# AVAILABLE DATA
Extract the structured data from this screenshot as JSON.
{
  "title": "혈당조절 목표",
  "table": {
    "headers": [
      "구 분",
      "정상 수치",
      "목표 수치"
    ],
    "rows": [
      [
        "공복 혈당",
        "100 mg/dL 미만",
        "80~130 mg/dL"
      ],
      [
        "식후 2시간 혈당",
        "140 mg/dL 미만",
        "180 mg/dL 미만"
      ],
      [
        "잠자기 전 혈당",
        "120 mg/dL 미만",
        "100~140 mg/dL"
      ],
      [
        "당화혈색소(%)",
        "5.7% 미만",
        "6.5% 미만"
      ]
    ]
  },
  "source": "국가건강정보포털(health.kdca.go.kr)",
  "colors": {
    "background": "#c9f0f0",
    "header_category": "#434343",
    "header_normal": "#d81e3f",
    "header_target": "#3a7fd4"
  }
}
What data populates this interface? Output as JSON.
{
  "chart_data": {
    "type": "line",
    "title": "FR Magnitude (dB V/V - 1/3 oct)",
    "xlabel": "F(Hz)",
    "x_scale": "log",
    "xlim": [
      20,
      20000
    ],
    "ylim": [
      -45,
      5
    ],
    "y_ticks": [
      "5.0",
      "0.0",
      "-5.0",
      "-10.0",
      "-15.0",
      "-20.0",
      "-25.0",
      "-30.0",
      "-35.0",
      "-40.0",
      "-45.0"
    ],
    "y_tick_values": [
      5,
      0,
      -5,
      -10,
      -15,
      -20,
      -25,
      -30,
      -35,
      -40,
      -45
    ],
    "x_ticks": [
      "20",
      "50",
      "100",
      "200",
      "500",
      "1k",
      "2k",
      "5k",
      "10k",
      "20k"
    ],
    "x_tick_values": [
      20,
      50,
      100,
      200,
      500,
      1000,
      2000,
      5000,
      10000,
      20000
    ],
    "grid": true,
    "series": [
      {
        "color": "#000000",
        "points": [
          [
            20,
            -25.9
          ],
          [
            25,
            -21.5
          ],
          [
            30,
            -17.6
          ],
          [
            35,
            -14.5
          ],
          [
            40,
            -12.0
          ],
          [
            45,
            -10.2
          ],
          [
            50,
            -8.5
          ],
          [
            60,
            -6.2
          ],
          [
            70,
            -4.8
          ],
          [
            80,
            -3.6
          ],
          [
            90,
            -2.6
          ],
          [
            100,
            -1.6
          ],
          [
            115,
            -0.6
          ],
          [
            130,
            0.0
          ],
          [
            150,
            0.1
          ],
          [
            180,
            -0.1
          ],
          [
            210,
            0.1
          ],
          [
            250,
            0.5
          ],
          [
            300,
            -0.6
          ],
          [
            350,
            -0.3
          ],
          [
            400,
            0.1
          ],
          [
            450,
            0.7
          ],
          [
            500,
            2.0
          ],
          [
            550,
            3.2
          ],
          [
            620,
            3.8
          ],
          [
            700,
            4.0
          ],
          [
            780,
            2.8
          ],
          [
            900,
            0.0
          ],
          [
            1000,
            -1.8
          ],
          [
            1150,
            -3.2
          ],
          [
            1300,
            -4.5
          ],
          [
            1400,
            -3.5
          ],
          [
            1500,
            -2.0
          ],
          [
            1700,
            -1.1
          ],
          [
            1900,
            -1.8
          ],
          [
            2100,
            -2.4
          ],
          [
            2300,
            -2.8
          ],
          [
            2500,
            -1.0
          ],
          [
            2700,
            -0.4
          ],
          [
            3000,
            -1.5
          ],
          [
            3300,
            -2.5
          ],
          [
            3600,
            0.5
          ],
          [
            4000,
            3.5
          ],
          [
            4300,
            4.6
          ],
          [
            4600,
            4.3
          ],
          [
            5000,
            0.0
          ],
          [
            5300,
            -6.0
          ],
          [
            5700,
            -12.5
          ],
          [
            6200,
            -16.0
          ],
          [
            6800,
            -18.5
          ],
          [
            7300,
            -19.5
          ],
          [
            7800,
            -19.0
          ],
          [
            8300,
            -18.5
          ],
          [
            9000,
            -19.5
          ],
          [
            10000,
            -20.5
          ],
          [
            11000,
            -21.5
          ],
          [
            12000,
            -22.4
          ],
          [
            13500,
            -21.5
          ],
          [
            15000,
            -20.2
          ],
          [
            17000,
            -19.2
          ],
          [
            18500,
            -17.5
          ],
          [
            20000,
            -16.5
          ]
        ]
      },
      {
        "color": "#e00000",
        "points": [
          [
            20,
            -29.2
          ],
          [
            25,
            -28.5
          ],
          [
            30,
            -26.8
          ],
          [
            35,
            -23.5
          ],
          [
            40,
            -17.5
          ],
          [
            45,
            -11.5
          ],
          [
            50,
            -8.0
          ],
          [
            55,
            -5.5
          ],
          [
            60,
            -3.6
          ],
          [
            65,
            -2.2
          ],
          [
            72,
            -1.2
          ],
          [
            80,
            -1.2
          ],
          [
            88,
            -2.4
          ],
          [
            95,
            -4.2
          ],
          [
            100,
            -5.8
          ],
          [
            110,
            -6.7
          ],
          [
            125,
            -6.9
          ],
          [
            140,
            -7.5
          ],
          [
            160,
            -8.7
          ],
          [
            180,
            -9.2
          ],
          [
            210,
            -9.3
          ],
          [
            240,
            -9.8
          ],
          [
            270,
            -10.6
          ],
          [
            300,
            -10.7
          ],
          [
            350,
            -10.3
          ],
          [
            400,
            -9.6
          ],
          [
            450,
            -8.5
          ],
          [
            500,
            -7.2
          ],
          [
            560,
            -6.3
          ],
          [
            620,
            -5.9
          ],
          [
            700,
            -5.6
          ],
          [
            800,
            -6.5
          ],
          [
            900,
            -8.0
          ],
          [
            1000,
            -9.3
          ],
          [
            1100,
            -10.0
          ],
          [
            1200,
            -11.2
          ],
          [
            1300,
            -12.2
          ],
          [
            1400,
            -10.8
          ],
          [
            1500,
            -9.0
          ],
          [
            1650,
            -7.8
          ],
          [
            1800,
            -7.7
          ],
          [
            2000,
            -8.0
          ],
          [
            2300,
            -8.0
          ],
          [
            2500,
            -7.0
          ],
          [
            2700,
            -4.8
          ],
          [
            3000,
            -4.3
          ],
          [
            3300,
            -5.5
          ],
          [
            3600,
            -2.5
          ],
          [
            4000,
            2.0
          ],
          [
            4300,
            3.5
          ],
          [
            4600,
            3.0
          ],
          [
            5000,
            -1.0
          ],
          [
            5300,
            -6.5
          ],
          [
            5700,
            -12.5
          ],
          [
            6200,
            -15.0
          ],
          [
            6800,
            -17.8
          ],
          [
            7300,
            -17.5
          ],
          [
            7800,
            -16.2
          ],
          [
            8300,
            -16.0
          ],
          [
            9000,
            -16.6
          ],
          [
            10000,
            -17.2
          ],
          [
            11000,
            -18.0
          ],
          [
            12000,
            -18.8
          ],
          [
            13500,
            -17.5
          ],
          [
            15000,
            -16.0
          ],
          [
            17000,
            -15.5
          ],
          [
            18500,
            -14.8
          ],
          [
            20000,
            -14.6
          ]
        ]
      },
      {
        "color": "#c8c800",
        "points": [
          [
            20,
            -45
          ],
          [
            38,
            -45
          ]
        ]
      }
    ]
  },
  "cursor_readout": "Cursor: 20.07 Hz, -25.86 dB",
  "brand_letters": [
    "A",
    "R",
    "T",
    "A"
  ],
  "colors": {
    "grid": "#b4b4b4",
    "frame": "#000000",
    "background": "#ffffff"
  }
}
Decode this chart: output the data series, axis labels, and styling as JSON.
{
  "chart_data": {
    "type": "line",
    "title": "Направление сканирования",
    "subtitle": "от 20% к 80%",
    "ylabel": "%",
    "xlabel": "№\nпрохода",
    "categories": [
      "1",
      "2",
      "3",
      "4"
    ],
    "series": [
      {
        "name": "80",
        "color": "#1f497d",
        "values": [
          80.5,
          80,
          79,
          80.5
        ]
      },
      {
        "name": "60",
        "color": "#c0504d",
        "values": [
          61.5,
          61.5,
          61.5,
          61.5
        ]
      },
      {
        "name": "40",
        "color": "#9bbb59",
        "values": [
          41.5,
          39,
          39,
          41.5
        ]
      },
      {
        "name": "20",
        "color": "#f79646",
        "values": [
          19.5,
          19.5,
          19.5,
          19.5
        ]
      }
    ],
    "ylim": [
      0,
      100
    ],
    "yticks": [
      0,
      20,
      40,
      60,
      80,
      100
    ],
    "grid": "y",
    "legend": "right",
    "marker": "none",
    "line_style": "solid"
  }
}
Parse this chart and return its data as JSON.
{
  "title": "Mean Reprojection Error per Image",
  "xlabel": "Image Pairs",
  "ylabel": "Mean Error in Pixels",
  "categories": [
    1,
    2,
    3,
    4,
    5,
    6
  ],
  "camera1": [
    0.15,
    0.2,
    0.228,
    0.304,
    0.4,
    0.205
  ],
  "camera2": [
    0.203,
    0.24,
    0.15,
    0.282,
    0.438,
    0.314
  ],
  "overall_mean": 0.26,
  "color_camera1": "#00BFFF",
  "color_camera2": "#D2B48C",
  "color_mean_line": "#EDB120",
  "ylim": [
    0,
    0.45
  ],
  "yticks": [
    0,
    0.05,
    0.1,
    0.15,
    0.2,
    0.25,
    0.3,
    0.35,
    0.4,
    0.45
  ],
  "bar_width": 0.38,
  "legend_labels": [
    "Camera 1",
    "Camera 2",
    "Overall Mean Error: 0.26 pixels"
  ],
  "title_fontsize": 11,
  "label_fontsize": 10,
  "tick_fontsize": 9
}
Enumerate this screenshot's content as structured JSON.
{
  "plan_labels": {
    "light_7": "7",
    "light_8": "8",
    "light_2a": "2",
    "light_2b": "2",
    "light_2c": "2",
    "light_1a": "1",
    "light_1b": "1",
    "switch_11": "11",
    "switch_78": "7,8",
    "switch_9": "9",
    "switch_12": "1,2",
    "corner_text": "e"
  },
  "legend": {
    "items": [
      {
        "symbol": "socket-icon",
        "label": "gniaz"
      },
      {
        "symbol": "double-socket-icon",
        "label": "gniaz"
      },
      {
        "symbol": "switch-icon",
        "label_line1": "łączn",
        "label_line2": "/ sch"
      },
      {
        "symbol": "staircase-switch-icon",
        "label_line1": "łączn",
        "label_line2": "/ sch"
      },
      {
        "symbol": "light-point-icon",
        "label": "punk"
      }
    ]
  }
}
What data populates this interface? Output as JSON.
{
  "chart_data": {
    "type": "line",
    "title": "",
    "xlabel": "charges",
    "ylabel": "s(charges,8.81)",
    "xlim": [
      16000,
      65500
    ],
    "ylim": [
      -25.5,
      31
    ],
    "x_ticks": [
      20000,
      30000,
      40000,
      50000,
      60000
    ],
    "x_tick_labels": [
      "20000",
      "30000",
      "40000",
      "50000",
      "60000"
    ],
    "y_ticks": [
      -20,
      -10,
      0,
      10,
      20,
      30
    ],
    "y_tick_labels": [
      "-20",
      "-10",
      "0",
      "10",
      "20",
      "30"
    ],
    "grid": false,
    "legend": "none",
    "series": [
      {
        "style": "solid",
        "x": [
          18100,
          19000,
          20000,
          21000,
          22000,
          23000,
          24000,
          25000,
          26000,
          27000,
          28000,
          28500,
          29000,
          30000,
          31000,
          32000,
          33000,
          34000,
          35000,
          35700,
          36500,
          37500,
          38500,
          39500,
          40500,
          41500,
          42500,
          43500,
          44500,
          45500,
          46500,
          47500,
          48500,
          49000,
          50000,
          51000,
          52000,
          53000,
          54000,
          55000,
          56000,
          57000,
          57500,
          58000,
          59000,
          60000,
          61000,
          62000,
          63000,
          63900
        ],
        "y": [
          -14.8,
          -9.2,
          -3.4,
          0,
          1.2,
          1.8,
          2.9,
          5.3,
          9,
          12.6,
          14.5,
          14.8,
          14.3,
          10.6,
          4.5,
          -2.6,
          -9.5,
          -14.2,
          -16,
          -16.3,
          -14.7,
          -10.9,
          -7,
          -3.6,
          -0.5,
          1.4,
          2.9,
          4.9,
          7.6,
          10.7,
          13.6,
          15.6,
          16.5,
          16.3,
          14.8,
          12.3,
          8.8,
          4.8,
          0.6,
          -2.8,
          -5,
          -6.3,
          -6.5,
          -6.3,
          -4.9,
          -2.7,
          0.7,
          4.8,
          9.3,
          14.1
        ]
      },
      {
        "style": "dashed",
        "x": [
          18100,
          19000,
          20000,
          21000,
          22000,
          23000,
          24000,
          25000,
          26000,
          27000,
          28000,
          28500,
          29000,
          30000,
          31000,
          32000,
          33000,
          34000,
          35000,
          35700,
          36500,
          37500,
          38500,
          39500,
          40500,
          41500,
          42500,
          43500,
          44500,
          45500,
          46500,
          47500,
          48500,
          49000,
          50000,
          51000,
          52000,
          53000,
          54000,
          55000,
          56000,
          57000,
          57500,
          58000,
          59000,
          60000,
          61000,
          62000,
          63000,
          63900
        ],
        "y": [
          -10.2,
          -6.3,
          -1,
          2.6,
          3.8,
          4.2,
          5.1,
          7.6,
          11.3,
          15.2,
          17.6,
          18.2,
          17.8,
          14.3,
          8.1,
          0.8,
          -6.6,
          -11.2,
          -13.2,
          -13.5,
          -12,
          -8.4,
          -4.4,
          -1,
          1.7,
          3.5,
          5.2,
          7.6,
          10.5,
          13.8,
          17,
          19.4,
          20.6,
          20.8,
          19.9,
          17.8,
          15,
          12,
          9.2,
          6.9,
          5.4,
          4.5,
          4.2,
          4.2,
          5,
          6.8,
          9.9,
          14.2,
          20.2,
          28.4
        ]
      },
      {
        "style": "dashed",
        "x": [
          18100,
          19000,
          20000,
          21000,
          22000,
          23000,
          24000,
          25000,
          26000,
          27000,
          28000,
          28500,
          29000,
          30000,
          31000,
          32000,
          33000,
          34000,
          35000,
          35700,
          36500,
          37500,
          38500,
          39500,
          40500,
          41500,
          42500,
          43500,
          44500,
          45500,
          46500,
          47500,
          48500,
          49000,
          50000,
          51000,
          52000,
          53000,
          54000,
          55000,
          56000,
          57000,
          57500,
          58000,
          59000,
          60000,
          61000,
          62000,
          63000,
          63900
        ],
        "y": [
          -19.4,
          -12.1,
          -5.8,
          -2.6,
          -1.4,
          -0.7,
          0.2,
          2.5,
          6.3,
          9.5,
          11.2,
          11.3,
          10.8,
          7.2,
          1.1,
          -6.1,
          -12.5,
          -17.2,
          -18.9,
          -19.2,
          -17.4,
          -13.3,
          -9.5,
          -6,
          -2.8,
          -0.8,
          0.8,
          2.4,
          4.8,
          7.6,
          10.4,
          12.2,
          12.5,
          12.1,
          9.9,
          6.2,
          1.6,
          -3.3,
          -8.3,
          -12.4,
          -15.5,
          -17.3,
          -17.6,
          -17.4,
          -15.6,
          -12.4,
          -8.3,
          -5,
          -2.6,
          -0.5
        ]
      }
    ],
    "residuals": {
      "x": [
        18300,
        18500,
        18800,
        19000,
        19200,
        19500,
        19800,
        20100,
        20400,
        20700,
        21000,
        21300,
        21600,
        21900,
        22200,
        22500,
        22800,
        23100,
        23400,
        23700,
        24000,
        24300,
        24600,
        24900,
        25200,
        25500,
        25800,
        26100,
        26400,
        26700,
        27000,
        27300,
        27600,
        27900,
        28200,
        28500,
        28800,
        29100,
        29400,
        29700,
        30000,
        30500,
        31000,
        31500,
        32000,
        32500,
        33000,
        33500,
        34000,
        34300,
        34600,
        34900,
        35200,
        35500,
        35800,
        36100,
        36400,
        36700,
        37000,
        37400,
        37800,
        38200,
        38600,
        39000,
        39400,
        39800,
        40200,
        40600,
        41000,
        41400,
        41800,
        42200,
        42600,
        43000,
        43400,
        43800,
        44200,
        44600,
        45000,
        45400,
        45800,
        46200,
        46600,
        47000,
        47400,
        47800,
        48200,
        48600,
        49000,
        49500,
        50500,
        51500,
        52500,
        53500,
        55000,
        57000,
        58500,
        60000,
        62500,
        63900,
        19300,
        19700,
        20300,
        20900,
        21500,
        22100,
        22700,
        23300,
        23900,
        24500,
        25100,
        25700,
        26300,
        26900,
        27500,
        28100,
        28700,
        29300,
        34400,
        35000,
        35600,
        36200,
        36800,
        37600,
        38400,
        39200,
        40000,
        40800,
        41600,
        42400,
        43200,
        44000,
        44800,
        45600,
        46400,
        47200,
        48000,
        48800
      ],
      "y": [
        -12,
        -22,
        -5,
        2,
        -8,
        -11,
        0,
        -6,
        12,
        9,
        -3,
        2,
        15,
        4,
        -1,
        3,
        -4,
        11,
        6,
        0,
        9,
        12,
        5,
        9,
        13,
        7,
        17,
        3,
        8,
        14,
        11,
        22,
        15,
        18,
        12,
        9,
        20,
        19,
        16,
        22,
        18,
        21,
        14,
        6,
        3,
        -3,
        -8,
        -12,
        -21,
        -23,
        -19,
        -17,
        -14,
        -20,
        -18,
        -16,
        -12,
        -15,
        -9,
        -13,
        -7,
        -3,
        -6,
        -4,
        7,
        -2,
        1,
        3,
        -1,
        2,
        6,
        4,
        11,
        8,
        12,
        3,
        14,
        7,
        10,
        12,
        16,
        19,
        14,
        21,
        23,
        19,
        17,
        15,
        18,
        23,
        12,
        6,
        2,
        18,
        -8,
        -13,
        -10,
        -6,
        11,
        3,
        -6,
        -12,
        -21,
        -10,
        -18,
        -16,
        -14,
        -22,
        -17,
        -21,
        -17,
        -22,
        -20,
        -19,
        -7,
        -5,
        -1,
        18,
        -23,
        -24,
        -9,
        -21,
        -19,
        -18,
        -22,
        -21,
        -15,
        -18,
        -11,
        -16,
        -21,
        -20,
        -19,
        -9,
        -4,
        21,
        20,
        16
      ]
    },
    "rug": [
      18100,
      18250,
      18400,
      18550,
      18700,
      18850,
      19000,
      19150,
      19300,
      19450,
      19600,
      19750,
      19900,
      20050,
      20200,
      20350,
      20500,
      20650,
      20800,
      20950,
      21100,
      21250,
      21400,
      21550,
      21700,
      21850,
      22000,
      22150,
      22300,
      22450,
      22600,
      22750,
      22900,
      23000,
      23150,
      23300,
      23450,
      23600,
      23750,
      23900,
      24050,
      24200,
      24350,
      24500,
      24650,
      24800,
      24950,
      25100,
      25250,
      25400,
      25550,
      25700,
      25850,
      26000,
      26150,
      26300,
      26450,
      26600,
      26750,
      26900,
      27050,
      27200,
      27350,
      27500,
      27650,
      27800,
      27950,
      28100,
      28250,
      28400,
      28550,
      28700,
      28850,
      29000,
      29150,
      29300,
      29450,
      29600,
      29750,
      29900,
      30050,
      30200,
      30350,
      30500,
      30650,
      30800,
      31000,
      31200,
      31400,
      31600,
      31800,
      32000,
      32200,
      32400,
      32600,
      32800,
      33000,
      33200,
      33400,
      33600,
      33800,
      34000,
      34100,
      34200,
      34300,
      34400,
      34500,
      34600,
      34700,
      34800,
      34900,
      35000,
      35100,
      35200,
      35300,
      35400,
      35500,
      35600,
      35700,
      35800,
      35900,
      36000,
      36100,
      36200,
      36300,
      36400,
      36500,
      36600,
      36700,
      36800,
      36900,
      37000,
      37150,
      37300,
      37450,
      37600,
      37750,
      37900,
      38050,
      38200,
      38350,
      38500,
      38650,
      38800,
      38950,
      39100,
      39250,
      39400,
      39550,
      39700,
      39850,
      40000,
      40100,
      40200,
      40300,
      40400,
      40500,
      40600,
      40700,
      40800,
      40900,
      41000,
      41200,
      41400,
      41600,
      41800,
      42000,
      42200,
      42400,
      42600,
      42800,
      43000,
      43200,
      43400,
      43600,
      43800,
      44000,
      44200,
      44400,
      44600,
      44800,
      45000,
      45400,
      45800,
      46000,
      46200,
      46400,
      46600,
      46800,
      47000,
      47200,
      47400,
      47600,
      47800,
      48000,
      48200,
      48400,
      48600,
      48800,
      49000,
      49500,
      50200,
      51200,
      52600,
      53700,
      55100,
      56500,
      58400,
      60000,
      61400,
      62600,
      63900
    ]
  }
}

# DESCRIPTION OF THE TASK
Pull out the lines above in which the word "icon" appears.

# ANSWER TO THIS EXERCISE
        "symbol": "socket-icon",
        "symbol": "double-socket-icon",
        "symbol": "switch-icon",
        "symbol": "staircase-switch-icon",
        "symbol": "light-point-icon",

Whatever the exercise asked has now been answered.